* [Given data]

■ ■ ■ ■

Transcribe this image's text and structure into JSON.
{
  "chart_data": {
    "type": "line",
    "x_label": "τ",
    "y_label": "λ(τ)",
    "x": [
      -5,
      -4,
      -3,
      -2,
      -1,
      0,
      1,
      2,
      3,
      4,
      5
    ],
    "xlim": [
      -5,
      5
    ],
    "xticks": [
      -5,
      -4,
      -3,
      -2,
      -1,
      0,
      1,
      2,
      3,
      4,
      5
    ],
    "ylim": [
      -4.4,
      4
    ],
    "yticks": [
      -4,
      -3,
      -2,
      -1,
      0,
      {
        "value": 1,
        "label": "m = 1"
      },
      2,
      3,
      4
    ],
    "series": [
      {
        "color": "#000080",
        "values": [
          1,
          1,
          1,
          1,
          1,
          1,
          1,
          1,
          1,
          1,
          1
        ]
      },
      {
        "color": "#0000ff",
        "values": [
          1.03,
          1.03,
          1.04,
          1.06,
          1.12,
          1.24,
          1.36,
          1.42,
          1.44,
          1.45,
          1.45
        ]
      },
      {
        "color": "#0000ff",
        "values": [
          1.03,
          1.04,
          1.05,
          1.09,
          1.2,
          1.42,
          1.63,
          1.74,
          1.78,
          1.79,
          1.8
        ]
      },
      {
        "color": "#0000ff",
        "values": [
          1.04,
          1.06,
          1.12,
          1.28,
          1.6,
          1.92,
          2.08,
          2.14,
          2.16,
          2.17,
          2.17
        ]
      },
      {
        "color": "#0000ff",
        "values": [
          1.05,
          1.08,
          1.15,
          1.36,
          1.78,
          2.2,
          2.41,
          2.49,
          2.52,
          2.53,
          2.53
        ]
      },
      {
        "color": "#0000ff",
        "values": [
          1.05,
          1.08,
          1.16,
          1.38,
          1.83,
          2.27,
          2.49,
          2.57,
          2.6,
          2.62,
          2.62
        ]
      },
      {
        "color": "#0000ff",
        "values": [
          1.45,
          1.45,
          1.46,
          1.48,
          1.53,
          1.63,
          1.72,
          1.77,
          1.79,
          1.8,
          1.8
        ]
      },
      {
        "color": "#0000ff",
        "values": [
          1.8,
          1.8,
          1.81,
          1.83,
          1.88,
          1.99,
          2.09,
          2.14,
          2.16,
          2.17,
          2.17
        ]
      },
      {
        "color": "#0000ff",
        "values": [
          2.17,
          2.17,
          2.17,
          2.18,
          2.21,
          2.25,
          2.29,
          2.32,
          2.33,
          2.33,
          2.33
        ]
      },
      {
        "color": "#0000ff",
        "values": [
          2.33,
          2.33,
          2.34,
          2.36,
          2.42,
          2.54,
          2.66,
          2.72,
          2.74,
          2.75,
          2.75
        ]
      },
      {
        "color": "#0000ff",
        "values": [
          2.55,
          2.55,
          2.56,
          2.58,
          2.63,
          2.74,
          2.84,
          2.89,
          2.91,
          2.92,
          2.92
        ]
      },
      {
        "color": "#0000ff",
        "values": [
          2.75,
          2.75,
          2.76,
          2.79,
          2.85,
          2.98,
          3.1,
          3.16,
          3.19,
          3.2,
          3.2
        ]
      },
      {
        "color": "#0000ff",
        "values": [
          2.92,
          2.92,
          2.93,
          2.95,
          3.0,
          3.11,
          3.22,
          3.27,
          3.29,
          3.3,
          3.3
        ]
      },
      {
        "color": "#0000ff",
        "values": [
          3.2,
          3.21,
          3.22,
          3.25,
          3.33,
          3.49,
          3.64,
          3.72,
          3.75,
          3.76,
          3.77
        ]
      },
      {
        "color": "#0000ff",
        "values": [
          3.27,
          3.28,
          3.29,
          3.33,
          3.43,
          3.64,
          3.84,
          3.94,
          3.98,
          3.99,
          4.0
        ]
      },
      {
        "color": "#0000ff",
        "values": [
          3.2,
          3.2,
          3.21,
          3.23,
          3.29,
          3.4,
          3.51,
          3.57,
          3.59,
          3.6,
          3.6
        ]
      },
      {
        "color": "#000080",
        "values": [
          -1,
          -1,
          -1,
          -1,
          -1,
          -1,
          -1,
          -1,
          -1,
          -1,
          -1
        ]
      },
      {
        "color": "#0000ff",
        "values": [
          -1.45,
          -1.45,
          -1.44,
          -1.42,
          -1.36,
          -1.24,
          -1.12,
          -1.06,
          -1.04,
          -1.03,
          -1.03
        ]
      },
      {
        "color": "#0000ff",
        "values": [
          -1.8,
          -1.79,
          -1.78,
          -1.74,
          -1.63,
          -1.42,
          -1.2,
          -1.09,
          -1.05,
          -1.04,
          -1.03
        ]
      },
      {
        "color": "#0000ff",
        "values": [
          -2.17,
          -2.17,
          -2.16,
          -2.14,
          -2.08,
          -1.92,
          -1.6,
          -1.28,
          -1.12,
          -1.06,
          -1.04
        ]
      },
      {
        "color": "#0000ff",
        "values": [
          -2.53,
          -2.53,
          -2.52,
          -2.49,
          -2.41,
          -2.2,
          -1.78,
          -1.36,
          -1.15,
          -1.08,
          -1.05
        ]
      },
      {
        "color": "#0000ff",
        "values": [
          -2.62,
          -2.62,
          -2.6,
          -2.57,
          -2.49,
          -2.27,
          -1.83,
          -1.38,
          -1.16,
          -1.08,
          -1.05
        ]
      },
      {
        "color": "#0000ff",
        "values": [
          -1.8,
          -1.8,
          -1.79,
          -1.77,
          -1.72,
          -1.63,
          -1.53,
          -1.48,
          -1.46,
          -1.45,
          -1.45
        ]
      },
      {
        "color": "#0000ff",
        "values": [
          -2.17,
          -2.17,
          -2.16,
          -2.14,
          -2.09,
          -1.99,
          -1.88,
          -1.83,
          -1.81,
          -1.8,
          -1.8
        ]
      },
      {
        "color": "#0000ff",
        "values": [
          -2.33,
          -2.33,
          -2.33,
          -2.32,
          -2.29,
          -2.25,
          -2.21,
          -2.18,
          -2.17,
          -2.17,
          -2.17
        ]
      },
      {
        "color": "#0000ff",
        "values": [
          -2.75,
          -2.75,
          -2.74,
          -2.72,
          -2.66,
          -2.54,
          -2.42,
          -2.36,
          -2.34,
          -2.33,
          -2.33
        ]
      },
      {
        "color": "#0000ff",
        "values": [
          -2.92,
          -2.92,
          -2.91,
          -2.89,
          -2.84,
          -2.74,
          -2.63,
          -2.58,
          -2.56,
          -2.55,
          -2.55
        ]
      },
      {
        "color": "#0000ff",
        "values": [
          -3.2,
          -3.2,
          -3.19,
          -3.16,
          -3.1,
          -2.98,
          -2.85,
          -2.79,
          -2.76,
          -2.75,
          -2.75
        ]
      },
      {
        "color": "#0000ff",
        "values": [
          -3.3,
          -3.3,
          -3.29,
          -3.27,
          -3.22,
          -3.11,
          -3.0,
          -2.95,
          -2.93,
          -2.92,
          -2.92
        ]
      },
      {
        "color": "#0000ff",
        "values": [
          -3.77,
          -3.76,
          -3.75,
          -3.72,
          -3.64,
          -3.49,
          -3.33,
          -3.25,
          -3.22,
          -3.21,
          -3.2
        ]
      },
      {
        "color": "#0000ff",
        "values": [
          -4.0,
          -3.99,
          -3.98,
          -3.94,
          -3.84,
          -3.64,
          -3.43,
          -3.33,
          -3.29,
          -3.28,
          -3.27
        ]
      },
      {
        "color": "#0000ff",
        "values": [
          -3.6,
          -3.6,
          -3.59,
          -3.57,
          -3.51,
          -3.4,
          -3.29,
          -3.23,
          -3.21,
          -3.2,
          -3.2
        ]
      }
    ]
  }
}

■ ■ ■ ■

* [Problem]
Reproduce all the data word for word.

* [Answer]
Transcribe this image's text and structure into JSON.
{
  "chart_data": {
    "type": "line",
    "x_label": "τ",
    "y_label": "λ(τ)",
    "x": [
      -5,
      -4,
      -3,
      -2,
      -1,
      0,
      1,
      2,
      3,
      4,
      5
    ],
    "xlim": [
      -5,
      5
    ],
    "xticks": [
      -5,
      -4,
      -3,
      -2,
      -1,
      0,
      1,
      2,
      3,
      4,
      5
    ],
    "ylim": [
      -4.4,
      4
    ],
    "yticks": [
      -4,
      -3,
      -2,
      -1,
      0,
      {
        "value": 1,
        "label": "m = 1"
      },
      2,
      3,
      4
    ],
    "series": [
      {
        "color": "#000080",
        "values": [
          1,
          1,
          1,
          1,
          1,
          1,
          1,
          1,
          1,
          1,
          1
        ]
      },
      {
        "color": "#0000ff",
        "values": [
          1.03,
          1.03,
          1.04,
          1.06,
          1.12,
          1.24,
          1.36,
          1.42,
          1.44,
          1.45,
          1.45
        ]
      },
      {
        "color": "#0000ff",
        "values": [
          1.03,
          1.04,
          1.05,
          1.09,
          1.2,
          1.42,
          1.63,
          1.74,
          1.78,
          1.79,
          1.8
        ]
      },
      {
        "color": "#0000ff",
        "values": [
          1.04,
          1.06,
          1.12,
          1.28,
          1.6,
          1.92,
          2.08,
          2.14,
          2.16,
          2.17,
          2.17
        ]
      },
      {
        "color": "#0000ff",
        "values": [
          1.05,
          1.08,
          1.15,
          1.36,
          1.78,
          2.2,
          2.41,
          2.49,
          2.52,
          2.53,
          2.53
        ]
      },
      {
        "color": "#0000ff",
        "values": [
          1.05,
          1.08,
          1.16,
          1.38,
          1.83,
          2.27,
          2.49,
          2.57,
          2.6,
          2.62,
          2.62
        ]
      },
      {
        "color": "#0000ff",
        "values": [
          1.45,
          1.45,
          1.46,
          1.48,
          1.53,
          1.63,
          1.72,
          1.77,
          1.79,
          1.8,
          1.8
        ]
      },
      {
        "color": "#0000ff",
        "values": [
          1.8,
          1.8,
          1.81,
          1.83,
          1.88,
          1.99,
          2.09,
          2.14,
          2.16,
          2.17,
          2.17
        ]
      },
      {
        "color": "#0000ff",
        "values": [
          2.17,
          2.17,
          2.17,
          2.18,
          2.21,
          2.25,
          2.29,
          2.32,
          2.33,
          2.33,
          2.33
        ]
      },
      {
        "color": "#0000ff",
        "values": [
          2.33,
          2.33,
          2.34,
          2.36,
          2.42,
          2.54,
          2.66,
          2.72,
          2.74,
          2.75,
          2.75
        ]
      },
      {
        "color": "#0000ff",
        "values": [
          2.55,
          2.55,
          2.56,
          2.58,
          2.63,
          2.74,
          2.84,
          2.89,
          2.91,
          2.92,
          2.92
        ]
      },
      {
        "color": "#0000ff",
        "values": [
          2.75,
          2.75,
          2.76,
          2.79,
          2.85,
          2.98,
          3.1,
          3.16,
          3.19,
          3.2,
          3.2
        ]
      },
      {
        "color": "#0000ff",
        "values": [
          2.92,
          2.92,
          2.93,
          2.95,
          3.0,
          3.11,
          3.22,
          3.27,
          3.29,
          3.3,
          3.3
        ]
      },
      {
        "color": "#0000ff",
        "values": [
          3.2,
          3.21,
          3.22,
          3.25,
          3.33,
          3.49,
          3.64,
          3.72,
          3.75,
          3.76,
          3.77
        ]
      },
      {
        "color": "#0000ff",
        "values": [
          3.27,
          3.28,
          3.29,
          3.33,
          3.43,
          3.64,
          3.84,
          3.94,
          3.98,
          3.99,
          4.0
        ]
      },
      {
        "color": "#0000ff",
        "values": [
          3.2,
          3.2,
          3.21,
          3.23,
          3.29,
          3.4,
          3.51,
          3.57,
          3.59,
          3.6,
          3.6
        ]
      },
      {
        "color": "#000080",
        "values": [
          -1,
          -1,
          -1,
          -1,
          -1,
          -1,
          -1,
          -1,
          -1,
          -1,
          -1
        ]
      },
      {
        "color": "#0000ff",
        "values": [
          -1.45,
          -1.45,
          -1.44,
          -1.42,
          -1.36,
          -1.24,
          -1.12,
          -1.06,
          -1.04,
          -1.03,
          -1.03
        ]
      },
      {
        "color": "#0000ff",
        "values": [
          -1.8,
          -1.79,
          -1.78,
          -1.74,
          -1.63,
          -1.42,
          -1.2,
          -1.09,
          -1.05,
          -1.04,
          -1.03
        ]
      },
      {
        "color": "#0000ff",
        "values": [
          -2.17,
          -2.17,
          -2.16,
          -2.14,
          -2.08,
          -1.92,
          -1.6,
          -1.28,
          -1.12,
          -1.06,
          -1.04
        ]
      },
      {
        "color": "#0000ff",
        "values": [
          -2.53,
          -2.53,
          -2.52,
          -2.49,
          -2.41,
          -2.2,
          -1.78,
          -1.36,
          -1.15,
          -1.08,
          -1.05
        ]
      },
      {
        "color": "#0000ff",
        "values": [
          -2.62,
          -2.62,
          -2.6,
          -2.57,
          -2.49,
          -2.27,
          -1.83,
          -1.38,
          -1.16,
          -1.08,
          -1.05
        ]
      },
      {
        "color": "#0000ff",
        "values": [
          -1.8,
          -1.8,
          -1.79,
          -1.77,
          -1.72,
          -1.63,
          -1.53,
          -1.48,
          -1.46,
          -1.45,
          -1.45
        ]
      },
      {
        "color": "#0000ff",
        "values": [
          -2.17,
          -2.17,
          -2.16,
          -2.14,
          -2.09,
          -1.99,
          -1.88,
          -1.83,
          -1.81,
          -1.8,
          -1.8
        ]
      },
      {
        "color": "#0000ff",
        "values": [
          -2.33,
          -2.33,
          -2.33,
          -2.32,
          -2.29,
          -2.25,
          -2.21,
          -2.18,
          -2.17,
          -2.17,
          -2.17
        ]
      },
      {
        "color": "#0000ff",
        "values": [
          -2.75,
          -2.75,
          -2.74,
          -2.72,
          -2.66,
          -2.54,
          -2.42,
          -2.36,
          -2.34,
          -2.33,
          -2.33
        ]
      },
      {
        "color": "#0000ff",
        "values": [
          -2.92,
          -2.92,
          -2.91,
          -2.89,
          -2.84,
          -2.74,
          -2.63,
          -2.58,
          -2.56,
          -2.55,
          -2.55
        ]
      },
      {
        "color": "#0000ff",
        "values": [
          -3.2,
          -3.2,
          -3.19,
          -3.16,
          -3.1,
          -2.98,
          -2.85,
          -2.79,
          -2.76,
          -2.75,
          -2.75
        ]
      },
      {
        "color": "#0000ff",
        "values": [
          -3.3,
          -3.3,
          -3.29,
          -3.27,
          -3.22,
          -3.11,
          -3.0,
          -2.95,
          -2.93,
          -2.92,
          -2.92
        ]
      },
      {
        "color": "#0000ff",
        "values": [
          -3.77,
          -3.76,
          -3.75,
          -3.72,
          -3.64,
          -3.49,
          -3.33,
          -3.25,
          -3.22,
          -3.21,
          -3.2
        ]
      },
      {
        "color": "#0000ff",
        "values": [
          -4.0,
          -3.99,
          -3.98,
          -3.94,
          -3.84,
          -3.64,
          -3.43,
          -3.33,
          -3.29,
          -3.28,
          -3.27
        ]
      },
      {
        "color": "#0000ff",
        "values": [
          -3.6,
          -3.6,
          -3.59,
          -3.57,
          -3.51,
          -3.4,
          -3.29,
          -3.23,
          -3.21,
          -3.2,
          -3.2
        ]
      }
    ]
  }
}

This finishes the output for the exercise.